=== Reading text ===
Calculate the cross-correlation matrix from principal component analysis (PCA).

Usage

# S3 method for pca
dccm(x, pc = NULL, ncore = NULL, …)

Arguments

x

an object of class pca as obtained from function pca.xyz.

pc

numerical, indices of PCs to be included in the calculation. If all negative, PCs complementary to abs(pc) are included.

ncore

number of CPU cores used to do the calculation. By default (ncore = NULL), use all available cores detected.

additional arguments to cov2dccm.

Value

Returns a cross-correlation matrix.

Details

This function calculates the cross-correlation matrix from principal component analysis (PCA) obtained from pca.xyz of a set of protein structures. It is an alternative way to calculate correlation in addition to the conventional way from xyz coordinates directly. But, in this new way one can freely chooses the PCs to be included in the calculation (e.g. filter PCs with small eigenvalues).
=== Information shown ===
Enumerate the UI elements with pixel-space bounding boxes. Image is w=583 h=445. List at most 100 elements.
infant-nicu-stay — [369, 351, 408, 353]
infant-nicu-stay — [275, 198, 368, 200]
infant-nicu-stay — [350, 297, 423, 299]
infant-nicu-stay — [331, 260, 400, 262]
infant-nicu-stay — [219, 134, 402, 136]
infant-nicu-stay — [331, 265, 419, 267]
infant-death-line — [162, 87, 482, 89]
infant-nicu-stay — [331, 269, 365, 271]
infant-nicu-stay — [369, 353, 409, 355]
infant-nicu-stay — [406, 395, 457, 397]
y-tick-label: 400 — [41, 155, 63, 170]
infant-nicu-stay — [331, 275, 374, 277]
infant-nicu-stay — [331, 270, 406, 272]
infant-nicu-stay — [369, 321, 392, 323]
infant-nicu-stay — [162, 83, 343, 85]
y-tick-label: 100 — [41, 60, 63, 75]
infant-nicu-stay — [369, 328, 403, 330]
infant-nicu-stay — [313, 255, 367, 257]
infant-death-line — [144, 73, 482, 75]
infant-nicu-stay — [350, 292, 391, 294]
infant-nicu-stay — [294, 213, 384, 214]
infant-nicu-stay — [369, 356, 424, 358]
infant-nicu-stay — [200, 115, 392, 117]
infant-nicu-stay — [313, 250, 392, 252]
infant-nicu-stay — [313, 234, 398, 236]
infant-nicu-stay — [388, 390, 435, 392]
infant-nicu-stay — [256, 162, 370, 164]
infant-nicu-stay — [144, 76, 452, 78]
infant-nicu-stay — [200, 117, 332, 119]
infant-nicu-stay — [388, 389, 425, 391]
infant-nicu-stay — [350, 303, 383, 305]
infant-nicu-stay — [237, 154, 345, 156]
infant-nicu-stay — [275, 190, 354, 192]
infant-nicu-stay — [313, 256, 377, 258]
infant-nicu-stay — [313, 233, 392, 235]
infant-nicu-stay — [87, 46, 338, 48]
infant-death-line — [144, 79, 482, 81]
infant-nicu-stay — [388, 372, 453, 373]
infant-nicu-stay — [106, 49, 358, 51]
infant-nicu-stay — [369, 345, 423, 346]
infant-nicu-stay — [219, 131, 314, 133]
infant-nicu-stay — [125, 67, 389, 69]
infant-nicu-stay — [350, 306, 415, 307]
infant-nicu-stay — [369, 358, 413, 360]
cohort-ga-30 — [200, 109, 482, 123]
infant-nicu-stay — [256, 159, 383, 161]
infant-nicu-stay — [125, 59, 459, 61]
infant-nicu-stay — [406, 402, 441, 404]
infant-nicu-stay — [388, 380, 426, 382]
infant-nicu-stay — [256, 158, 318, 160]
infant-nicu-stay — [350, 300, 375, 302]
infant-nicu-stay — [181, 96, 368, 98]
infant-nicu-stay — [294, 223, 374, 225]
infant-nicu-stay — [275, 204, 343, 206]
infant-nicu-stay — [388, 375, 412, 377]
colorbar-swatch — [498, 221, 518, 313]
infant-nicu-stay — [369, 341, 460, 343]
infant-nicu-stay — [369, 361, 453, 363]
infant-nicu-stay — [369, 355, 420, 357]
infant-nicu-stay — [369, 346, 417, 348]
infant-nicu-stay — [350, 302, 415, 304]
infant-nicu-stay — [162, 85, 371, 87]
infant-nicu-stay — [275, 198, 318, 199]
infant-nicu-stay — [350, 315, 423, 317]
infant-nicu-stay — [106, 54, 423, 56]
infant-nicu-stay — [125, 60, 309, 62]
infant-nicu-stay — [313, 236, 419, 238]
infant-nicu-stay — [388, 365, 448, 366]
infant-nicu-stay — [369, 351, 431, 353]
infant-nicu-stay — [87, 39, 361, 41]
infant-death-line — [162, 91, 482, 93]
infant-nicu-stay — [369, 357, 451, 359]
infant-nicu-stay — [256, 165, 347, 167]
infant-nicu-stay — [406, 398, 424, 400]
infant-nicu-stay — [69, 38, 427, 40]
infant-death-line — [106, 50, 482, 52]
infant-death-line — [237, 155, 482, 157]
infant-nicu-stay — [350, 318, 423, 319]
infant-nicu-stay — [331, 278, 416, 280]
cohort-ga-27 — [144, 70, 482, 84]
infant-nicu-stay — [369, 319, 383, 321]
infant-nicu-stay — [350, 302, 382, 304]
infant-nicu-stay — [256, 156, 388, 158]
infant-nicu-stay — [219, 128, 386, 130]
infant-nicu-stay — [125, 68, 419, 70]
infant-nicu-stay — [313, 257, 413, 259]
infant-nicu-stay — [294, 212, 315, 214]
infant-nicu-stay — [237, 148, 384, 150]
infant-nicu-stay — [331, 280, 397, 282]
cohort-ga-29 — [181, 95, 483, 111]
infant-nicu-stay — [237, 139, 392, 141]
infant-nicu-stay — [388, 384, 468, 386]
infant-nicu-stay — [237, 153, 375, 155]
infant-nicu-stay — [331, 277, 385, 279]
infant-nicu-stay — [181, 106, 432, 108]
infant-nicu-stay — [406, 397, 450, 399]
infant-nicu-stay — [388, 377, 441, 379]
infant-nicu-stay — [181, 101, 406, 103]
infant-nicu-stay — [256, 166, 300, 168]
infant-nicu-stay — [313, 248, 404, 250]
===
Your goal →
Write out the passage of the PCA cross-correlation documentation from "additional arguments to" up to and including "with small eigenvalues).", switching "conventional way" to "traditional way".

Response area →
additional arguments to cov2dccm.

Value

Returns a cross-correlation matrix.

Details

This function calculates the cross-correlation matrix from principal component analysis (PCA) obtained from pca.xyz of a set of protein structures. It is an alternative way to calculate correlation in addition to the traditional way from xyz coordinates directly. But, in this new way one can freely chooses the PCs to be included in the calculation (e.g. filter PCs with small eigenvalues).